Problem to work on: Go through the lines below. Copy those with "anteriorità".

*** Raw records ***

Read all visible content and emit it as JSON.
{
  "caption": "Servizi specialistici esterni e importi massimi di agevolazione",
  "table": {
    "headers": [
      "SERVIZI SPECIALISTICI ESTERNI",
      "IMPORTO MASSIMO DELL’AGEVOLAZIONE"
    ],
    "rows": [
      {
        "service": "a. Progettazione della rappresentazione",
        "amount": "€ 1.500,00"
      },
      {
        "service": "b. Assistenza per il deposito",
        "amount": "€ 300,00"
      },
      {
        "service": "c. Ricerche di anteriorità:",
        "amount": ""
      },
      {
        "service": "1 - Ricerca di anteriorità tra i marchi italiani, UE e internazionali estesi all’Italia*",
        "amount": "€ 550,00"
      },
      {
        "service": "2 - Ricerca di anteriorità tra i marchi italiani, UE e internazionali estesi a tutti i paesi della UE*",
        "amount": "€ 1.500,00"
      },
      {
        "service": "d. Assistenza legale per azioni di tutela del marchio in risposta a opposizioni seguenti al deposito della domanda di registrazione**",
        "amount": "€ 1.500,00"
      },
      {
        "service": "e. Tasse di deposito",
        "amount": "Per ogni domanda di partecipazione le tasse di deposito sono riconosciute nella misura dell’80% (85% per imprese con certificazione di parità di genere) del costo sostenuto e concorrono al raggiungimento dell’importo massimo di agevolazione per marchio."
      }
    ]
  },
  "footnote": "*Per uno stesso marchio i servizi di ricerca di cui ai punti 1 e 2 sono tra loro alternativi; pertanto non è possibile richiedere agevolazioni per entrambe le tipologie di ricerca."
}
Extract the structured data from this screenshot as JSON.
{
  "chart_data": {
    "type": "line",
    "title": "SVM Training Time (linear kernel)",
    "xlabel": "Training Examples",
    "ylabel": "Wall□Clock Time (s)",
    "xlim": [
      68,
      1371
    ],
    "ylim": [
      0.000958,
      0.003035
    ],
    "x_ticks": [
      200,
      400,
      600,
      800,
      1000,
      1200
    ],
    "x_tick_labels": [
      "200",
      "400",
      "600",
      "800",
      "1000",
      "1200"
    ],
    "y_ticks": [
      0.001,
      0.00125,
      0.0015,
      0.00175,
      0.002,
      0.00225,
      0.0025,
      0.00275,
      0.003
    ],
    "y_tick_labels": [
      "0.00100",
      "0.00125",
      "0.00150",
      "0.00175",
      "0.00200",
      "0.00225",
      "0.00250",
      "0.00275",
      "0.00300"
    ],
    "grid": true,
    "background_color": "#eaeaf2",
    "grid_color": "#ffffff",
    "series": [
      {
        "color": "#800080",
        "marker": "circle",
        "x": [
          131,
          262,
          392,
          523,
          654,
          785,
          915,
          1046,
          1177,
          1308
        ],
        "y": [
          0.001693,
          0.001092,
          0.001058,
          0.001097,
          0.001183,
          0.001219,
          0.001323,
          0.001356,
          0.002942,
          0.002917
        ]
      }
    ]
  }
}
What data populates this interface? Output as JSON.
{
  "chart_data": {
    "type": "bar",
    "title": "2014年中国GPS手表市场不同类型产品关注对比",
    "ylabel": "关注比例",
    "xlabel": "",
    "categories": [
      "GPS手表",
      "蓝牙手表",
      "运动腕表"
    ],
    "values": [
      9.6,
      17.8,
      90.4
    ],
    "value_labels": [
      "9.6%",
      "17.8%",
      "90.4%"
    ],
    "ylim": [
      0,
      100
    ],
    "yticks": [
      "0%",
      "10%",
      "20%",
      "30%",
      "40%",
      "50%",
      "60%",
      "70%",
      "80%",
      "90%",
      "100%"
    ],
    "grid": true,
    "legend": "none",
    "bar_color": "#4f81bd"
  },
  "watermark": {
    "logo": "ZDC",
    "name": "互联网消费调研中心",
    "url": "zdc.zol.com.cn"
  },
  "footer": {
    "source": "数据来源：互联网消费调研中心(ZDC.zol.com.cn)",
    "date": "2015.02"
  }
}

***

Reply to the task:
        "service": "c. Ricerche di anteriorità:",
        "service": "1 - Ricerca di anteriorità tra i marchi italiani, UE e internazionali estesi all’Italia*",
        "service": "2 - Ricerca di anteriorità tra i marchi italiani, UE e internazionali estesi a tutti i paesi della UE*",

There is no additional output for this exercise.